[Problem details]
Check each line below for the word "الله", and copy those that have it.

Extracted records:
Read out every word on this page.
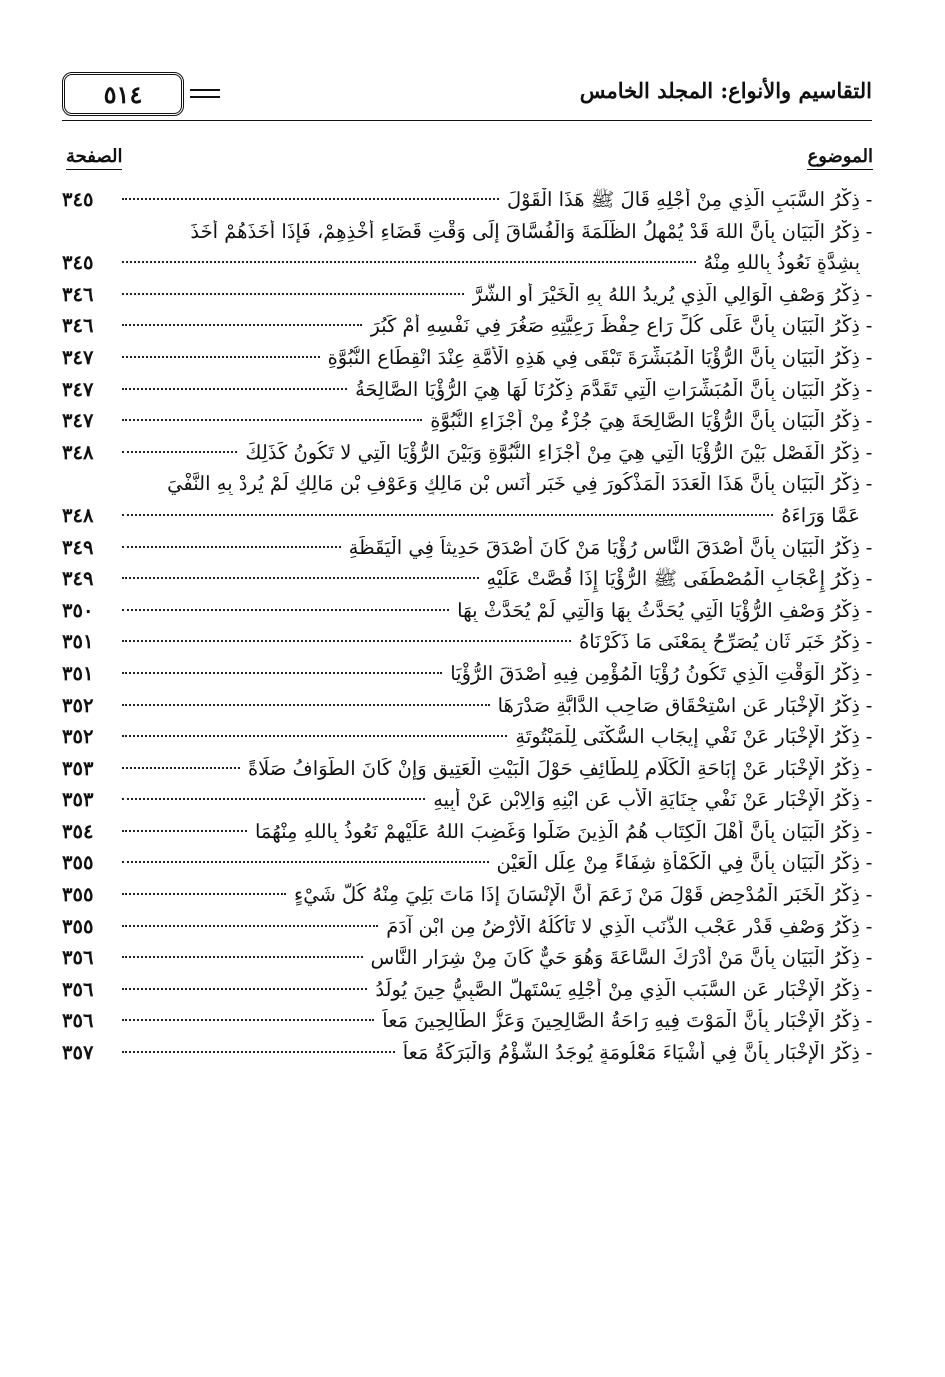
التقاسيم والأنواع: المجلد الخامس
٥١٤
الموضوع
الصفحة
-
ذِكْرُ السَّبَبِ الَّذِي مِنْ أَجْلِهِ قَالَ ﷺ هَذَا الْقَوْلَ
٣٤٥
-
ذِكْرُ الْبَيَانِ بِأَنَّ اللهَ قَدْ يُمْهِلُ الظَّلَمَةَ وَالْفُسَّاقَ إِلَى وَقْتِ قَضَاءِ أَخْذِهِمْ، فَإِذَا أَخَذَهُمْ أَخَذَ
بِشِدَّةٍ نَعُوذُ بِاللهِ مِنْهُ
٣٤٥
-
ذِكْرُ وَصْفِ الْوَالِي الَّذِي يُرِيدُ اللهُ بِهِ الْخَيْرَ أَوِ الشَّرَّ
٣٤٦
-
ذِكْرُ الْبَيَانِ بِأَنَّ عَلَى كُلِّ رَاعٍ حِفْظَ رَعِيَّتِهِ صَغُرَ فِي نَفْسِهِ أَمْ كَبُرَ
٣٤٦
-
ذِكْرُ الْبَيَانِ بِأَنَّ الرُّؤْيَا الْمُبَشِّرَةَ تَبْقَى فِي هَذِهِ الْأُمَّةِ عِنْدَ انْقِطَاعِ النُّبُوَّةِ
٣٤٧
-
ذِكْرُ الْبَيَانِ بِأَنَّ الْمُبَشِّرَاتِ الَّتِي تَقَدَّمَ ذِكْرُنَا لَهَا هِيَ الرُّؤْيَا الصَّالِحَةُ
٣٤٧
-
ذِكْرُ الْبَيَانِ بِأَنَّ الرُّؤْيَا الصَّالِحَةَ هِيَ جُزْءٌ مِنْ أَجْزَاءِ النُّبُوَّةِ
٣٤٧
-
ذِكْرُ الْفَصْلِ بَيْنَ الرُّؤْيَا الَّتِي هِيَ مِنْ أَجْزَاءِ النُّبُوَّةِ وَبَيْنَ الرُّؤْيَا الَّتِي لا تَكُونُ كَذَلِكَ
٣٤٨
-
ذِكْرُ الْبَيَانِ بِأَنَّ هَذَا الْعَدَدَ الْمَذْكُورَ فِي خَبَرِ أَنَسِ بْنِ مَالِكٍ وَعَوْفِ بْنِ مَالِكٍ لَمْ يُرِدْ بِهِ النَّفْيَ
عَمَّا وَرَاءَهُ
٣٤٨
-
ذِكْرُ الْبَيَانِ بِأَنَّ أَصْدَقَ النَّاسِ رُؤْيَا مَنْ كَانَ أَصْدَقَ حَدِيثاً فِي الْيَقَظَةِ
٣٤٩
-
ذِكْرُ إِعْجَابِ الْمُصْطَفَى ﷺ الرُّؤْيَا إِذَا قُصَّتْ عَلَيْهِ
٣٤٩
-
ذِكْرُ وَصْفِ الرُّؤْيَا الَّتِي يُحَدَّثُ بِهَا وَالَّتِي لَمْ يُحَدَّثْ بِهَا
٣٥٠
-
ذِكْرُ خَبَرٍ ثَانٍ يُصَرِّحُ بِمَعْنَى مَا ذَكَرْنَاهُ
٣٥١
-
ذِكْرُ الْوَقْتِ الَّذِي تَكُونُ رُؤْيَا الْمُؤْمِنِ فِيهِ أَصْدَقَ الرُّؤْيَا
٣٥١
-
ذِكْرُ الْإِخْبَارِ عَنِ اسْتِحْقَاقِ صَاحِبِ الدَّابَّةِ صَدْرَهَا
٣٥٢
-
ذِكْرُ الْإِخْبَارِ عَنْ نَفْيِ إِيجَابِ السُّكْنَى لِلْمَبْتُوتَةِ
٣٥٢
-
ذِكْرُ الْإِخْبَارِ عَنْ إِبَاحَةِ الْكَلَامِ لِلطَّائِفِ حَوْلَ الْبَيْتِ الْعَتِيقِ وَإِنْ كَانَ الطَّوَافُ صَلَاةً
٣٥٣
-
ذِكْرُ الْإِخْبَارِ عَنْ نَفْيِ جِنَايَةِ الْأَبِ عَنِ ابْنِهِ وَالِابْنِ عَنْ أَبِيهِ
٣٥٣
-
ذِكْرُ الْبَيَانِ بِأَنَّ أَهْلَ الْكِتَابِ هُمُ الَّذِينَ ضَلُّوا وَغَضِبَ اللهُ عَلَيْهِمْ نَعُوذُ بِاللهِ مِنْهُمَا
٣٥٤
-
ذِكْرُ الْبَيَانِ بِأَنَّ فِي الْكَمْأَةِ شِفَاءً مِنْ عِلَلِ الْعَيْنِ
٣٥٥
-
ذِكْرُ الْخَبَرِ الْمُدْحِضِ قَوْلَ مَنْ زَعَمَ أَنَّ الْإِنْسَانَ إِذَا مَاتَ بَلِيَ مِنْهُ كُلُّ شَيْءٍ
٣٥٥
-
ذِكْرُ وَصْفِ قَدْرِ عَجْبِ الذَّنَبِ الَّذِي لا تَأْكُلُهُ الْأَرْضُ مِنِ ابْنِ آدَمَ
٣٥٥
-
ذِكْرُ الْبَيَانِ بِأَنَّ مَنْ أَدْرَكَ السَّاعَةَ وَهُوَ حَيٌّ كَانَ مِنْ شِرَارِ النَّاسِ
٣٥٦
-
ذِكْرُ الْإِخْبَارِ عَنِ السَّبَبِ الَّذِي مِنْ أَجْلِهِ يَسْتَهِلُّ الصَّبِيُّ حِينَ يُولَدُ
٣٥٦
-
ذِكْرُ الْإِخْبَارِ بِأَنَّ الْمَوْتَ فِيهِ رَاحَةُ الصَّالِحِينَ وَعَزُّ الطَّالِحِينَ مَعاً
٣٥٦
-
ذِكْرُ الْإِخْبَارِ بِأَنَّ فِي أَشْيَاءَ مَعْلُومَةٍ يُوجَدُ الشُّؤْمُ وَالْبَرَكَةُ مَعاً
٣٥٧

[Reply to the task]
ذِكْرُ الْبَيَانِ بِأَنَّ اللهَ قَدْ يُمْهِلُ الظَّلَمَةَ وَالْفُسَّاقَ إِلَى وَقْتِ قَضَاءِ أَخْذِهِمْ، فَإِذَا أَخَذَهُمْ أَخَذَ
بِشِدَّةٍ نَعُوذُ بِاللهِ مِنْهُ
ذِكْرُ وَصْفِ الْوَالِي الَّذِي يُرِيدُ اللهُ بِهِ الْخَيْرَ أَوِ الشَّرَّ
ذِكْرُ الْبَيَانِ بِأَنَّ أَهْلَ الْكِتَابِ هُمُ الَّذِينَ ضَلُّوا وَغَضِبَ اللهُ عَلَيْهِمْ نَعُوذُ بِاللهِ مِنْهُمَا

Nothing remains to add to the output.